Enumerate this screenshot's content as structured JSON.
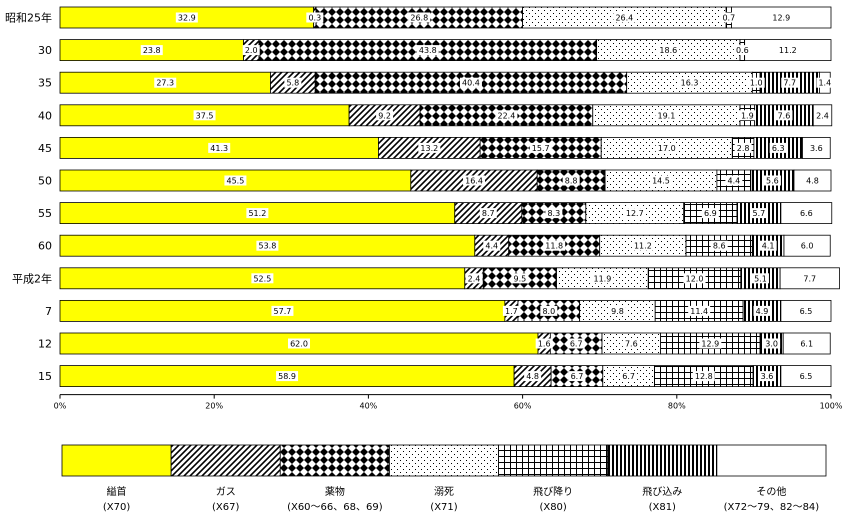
{
  "chart_data": {
    "type": "bar",
    "orientation": "horizontal",
    "stacked": "percent",
    "categories": [
      "昭和25年",
      "30",
      "35",
      "40",
      "45",
      "50",
      "55",
      "60",
      "平成2年",
      "7",
      "12",
      "15"
    ],
    "series": [
      {
        "name": "縊首",
        "code": "(X70)",
        "pattern": "solid-yellow",
        "color": "#ffff00",
        "values": [
          32.9,
          23.8,
          27.3,
          37.5,
          41.3,
          45.5,
          51.2,
          53.8,
          52.5,
          57.7,
          62.0,
          58.9
        ]
      },
      {
        "name": "ガス",
        "code": "(X67)",
        "pattern": "diagonal-stripes",
        "values": [
          0.3,
          2.0,
          5.8,
          9.2,
          13.2,
          16.4,
          8.7,
          4.4,
          2.4,
          1.7,
          1.6,
          4.8
        ]
      },
      {
        "name": "薬物",
        "code": "(X60～66、68、69)",
        "pattern": "diamond-check",
        "values": [
          26.8,
          43.8,
          40.4,
          22.4,
          15.7,
          8.8,
          8.3,
          11.8,
          9.5,
          8.0,
          6.7,
          6.7
        ]
      },
      {
        "name": "溺死",
        "code": "(X71)",
        "pattern": "dots",
        "values": [
          26.4,
          18.6,
          16.3,
          19.1,
          17.0,
          14.5,
          12.7,
          11.2,
          11.9,
          9.8,
          7.6,
          6.7
        ]
      },
      {
        "name": "飛び降り",
        "code": "(X80)",
        "pattern": "grid",
        "values": [
          0.7,
          0.6,
          1.0,
          1.9,
          2.8,
          4.4,
          6.9,
          8.6,
          12.0,
          11.4,
          12.9,
          12.8
        ]
      },
      {
        "name": "飛び込み",
        "code": "(X81)",
        "pattern": "vertical-stripes",
        "values": [
          0.0,
          0.0,
          7.7,
          7.6,
          6.3,
          5.6,
          5.7,
          4.1,
          5.1,
          4.9,
          3.0,
          3.6
        ]
      },
      {
        "name": "その他",
        "code": "(X72～79、82～84)",
        "pattern": "white",
        "values": [
          12.9,
          11.2,
          1.4,
          2.4,
          3.6,
          4.8,
          6.6,
          6.0,
          7.7,
          6.5,
          6.1,
          6.5
        ]
      }
    ],
    "x_ticks": [
      "0%",
      "20%",
      "40%",
      "60%",
      "80%",
      "100%"
    ],
    "xlim": [
      0,
      100
    ],
    "legend_position": "bottom"
  }
}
○ ○ ○ ○ ○ ○ ○
**Brief**
Pictures are excluded; copy every other part of the records exactly.

**The reply**
Enumerate this screenshot's content as structured JSON.
{
  "chart_data": {
    "type": "bar",
    "orientation": "horizontal",
    "stacked": "percent",
    "categories": [
      "昭和25年",
      "30",
      "35",
      "40",
      "45",
      "50",
      "55",
      "60",
      "平成2年",
      "7",
      "12",
      "15"
    ],
    "series": [
      {
        "name": "縊首",
        "code": "(X70)",
        "pattern": "solid-yellow",
        "color": "#ffff00",
        "values": [
          32.9,
          23.8,
          27.3,
          37.5,
          41.3,
          45.5,
          51.2,
          53.8,
          52.5,
          57.7,
          62.0,
          58.9
        ]
      },
      {
        "name": "ガス",
        "code": "(X67)",
        "pattern": "diagonal-stripes",
        "values": [
          0.3,
          2.0,
          5.8,
          9.2,
          13.2,
          16.4,
          8.7,
          4.4,
          2.4,
          1.7,
          1.6,
          4.8
        ]
      },
      {
        "name": "薬物",
        "code": "(X60～66、68、69)",
        "pattern": "diamond-check",
        "values": [
          26.8,
          43.8,
          40.4,
          22.4,
          15.7,
          8.8,
          8.3,
          11.8,
          9.5,
          8.0,
          6.7,
          6.7
        ]
      },
      {
        "name": "溺死",
        "code": "(X71)",
        "pattern": "dots",
        "values": [
          26.4,
          18.6,
          16.3,
          19.1,
          17.0,
          14.5,
          12.7,
          11.2,
          11.9,
          9.8,
          7.6,
          6.7
        ]
      },
      {
        "name": "飛び降り",
        "code": "(X80)",
        "pattern": "grid",
        "values": [
          0.7,
          0.6,
          1.0,
          1.9,
          2.8,
          4.4,
          6.9,
          8.6,
          12.0,
          11.4,
          12.9,
          12.8
        ]
      },
      {
        "name": "飛び込み",
        "code": "(X81)",
        "pattern": "vertical-stripes",
        "values": [
          0.0,
          0.0,
          7.7,
          7.6,
          6.3,
          5.6,
          5.7,
          4.1,
          5.1,
          4.9,
          3.0,
          3.6
        ]
      },
      {
        "name": "その他",
        "code": "(X72～79、82～84)",
        "pattern": "white",
        "values": [
          12.9,
          11.2,
          1.4,
          2.4,
          3.6,
          4.8,
          6.6,
          6.0,
          7.7,
          6.5,
          6.1,
          6.5
        ]
      }
    ],
    "x_ticks": [
      "0%",
      "20%",
      "40%",
      "60%",
      "80%",
      "100%"
    ],
    "xlim": [
      0,
      100
    ],
    "legend_position": "bottom"
  }
}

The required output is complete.